↓

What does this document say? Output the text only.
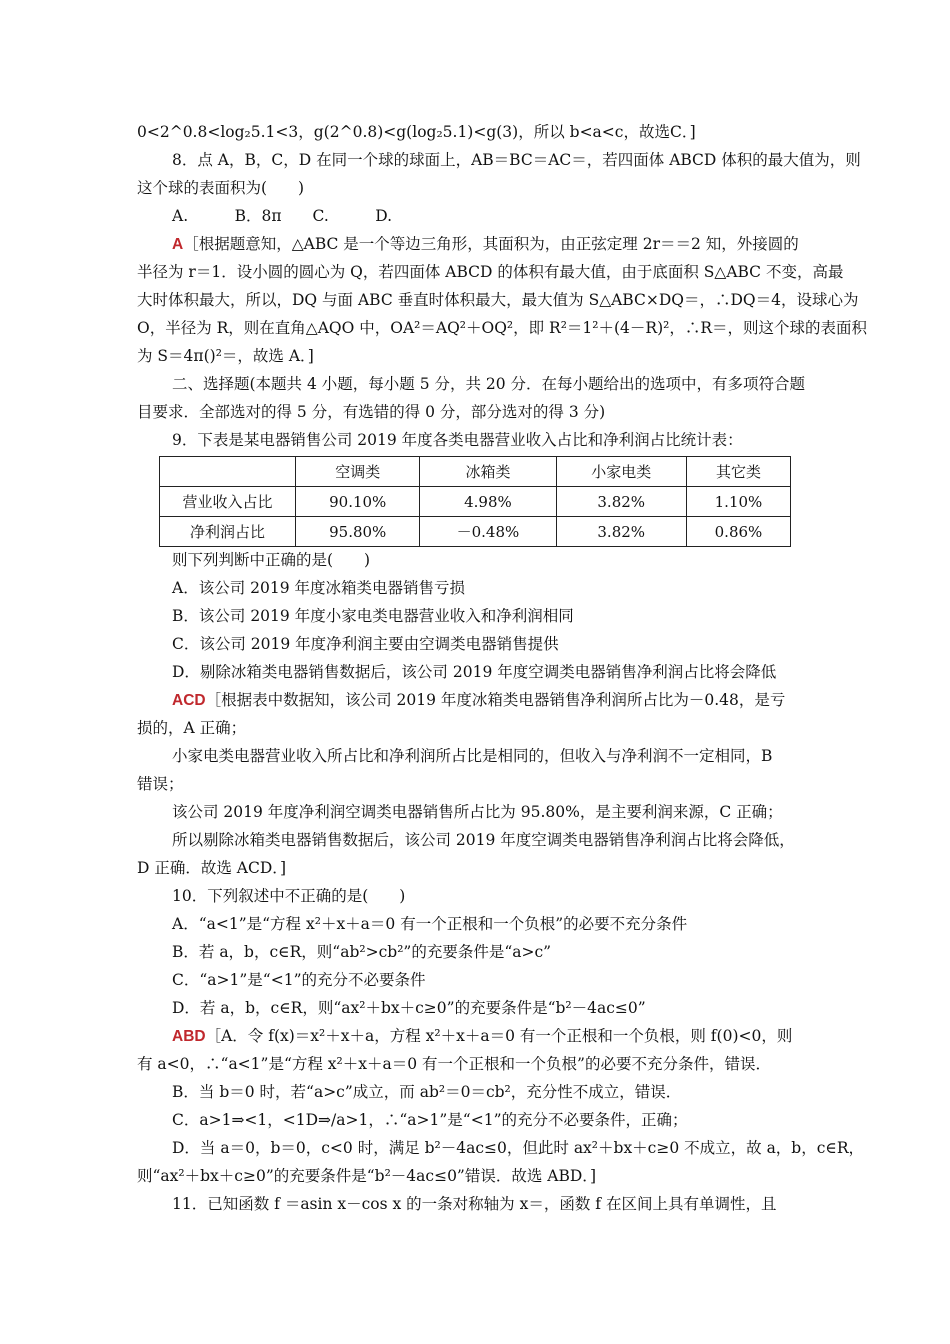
0<2^0.8<log₂5.1<3，g(2^0.8)<g(log₂5.1)<g(3)，所以 b<a<c，故选C．]
8．点 A，B，C，D 在同一个球的球面上，AB＝BC＝AC＝，若四面体 ABCD 体积的最大值为，则
这个球的表面积为(　　)
A.　　　B．8π　　C.　　　D.
A［根据题意知，△ABC 是一个等边三角形，其面积为，由正弦定理 2r＝＝2 知，外接圆的
半径为 r＝1．设小圆的圆心为 Q，若四面体 ABCD 的体积有最大值，由于底面积 S△ABC 不变，高最
大时体积最大，所以，DQ 与面 ABC 垂直时体积最大，最大值为 S△ABC×DQ＝，∴DQ＝4，设球心为
O，半径为 R，则在直角△AQO 中，OA²＝AQ²＋OQ²，即 R²＝1²＋(4－R)²，∴R＝，则这个球的表面积
为 S＝4π()²＝，故选 A．]
二、选择题(本题共 4 小题，每小题 5 分，共 20 分．在每小题给出的选项中，有多项符合题
目要求．全部选对的得 5 分，有选错的得 0 分，部分选对的得 3 分)
9．下表是某电器销售公司 2019 年度各类电器营业收入占比和净利润占比统计表：
	空调类	冰箱类	小家电类	其它类
营业收入占比	90.10%	4.98%	3.82%	1.10%
净利润占比	95.80%	－0.48%	3.82%	0.86%
则下列判断中正确的是(　　)
A．该公司 2019 年度冰箱类电器销售亏损
B．该公司 2019 年度小家电类电器营业收入和净利润相同
C．该公司 2019 年度净利润主要由空调类电器销售提供
D．剔除冰箱类电器销售数据后，该公司 2019 年度空调类电器销售净利润占比将会降低
ACD［根据表中数据知，该公司 2019 年度冰箱类电器销售净利润所占比为－0.48，是亏
损的，A 正确；
小家电类电器营业收入所占比和净利润所占比是相同的，但收入与净利润不一定相同，B
错误；
该公司 2019 年度净利润空调类电器销售所占比为 95.80%，是主要利润来源，C 正确；
所以剔除冰箱类电器销售数据后，该公司 2019 年度空调类电器销售净利润占比将会降低，
D 正确．故选 ACD．]
10．下列叙述中不正确的是(　　)
A．“a<1”是“方程 x²＋x＋a＝0 有一个正根和一个负根”的必要不充分条件
B．若 a，b，c∈R，则“ab²>cb²”的充要条件是“a>c”
C．“a>1”是“<1”的充分不必要条件
D．若 a，b，c∈R，则“ax²＋bx＋c≥0”的充要条件是“b²－4ac≤0”
ABD［A．令 f(x)＝x²＋x＋a，方程 x²＋x＋a＝0 有一个正根和一个负根，则 f(0)<0，则
有 a<0，∴“a<1”是“方程 x²＋x＋a＝0 有一个正根和一个负根”的必要不充分条件，错误．
B．当 b＝0 时，若“a>c”成立，而 ab²＝0＝cb²，充分性不成立，错误．
C．a>1⇒<1，<1D⇒/a>1，∴“a>1”是“<1”的充分不必要条件，正确；
D．当 a＝0，b＝0，c<0 时，满足 b²－4ac≤0，但此时 ax²＋bx＋c≥0 不成立，故 a，b，c∈R，
则“ax²＋bx＋c≥0”的充要条件是“b²－4ac≤0”错误．故选 ABD．]
11．已知函数 f ＝asin x－cos x 的一条对称轴为 x＝，函数 f 在区间上具有单调性，且
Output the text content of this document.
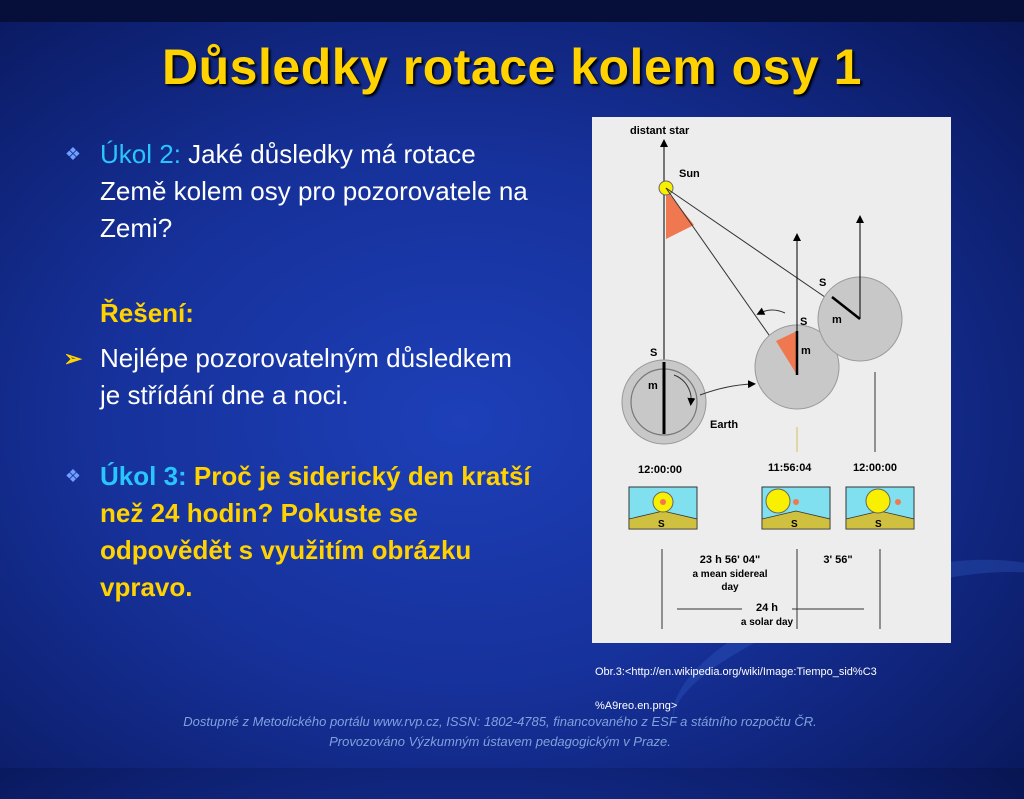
Důsledky rotace kolem osy 1
❖ Úkol 2: Jaké důsledky má rotace Země kolem osy pro pozorovatele na Zemi?
Řešení:
➢ Nejlépe pozorovatelným důsledkem je střídání dne a noci.
❖ Úkol 3: Proč je siderický den kratší než 24 hodin? Pokuste se odpovědět s využitím obrázku vpravo.
distant star
Sun
S
m
Earth
S
m
S
m
12:00:00	11:56:04	12:00:00
S	S	S
23 h 56' 04"
a mean sidereal
day
3' 56"
24 h
a solar day
Obr.3:<http://en.wikipedia.org/wiki/Image:Tiempo_sid%C3
%A9reo.en.png>
Dostupné z Metodického portálu www.rvp.cz, ISSN: 1802-4785, financovaného z ESF a státního rozpočtu ČR.
Provozováno Výzkumným ústavem pedagogickým v Praze.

↑

• [Written request]:
The word "Output" may turn up on some lines of these records; say how many, with no other words.

• [Reply]:
2